*** DATA ROWS ***
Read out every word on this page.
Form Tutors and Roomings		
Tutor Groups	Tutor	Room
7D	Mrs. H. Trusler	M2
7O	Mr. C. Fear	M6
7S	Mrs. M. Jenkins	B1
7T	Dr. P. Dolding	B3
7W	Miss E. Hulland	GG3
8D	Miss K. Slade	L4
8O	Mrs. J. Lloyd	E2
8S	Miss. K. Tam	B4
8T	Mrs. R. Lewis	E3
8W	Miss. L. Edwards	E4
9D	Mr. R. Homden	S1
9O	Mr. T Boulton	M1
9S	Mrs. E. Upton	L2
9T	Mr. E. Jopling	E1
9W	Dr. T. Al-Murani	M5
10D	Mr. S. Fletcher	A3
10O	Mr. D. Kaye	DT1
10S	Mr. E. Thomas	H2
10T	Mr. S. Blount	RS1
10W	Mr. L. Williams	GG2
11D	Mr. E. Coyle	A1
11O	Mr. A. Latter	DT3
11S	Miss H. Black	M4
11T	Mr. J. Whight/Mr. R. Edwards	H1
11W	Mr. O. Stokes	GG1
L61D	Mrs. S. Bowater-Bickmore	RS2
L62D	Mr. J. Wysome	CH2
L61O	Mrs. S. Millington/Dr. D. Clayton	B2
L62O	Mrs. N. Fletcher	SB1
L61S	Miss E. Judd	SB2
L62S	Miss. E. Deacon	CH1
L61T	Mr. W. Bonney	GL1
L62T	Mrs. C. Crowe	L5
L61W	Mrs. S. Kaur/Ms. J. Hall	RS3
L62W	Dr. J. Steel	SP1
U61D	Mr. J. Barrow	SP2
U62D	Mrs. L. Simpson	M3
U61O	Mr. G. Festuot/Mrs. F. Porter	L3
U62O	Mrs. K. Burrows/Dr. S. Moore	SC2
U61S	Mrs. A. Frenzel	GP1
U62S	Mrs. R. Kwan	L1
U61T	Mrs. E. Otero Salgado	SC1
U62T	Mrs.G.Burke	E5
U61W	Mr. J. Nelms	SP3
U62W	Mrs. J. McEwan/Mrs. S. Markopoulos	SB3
***
> EXERCISE PROMPT
For this exercise, gather every line of the data that contains the word "Edwards".

> WORKED ANSWER
8W	Miss. L. Edwards	E4
11T	Mr. J. Whight/Mr. R. Edwards	H1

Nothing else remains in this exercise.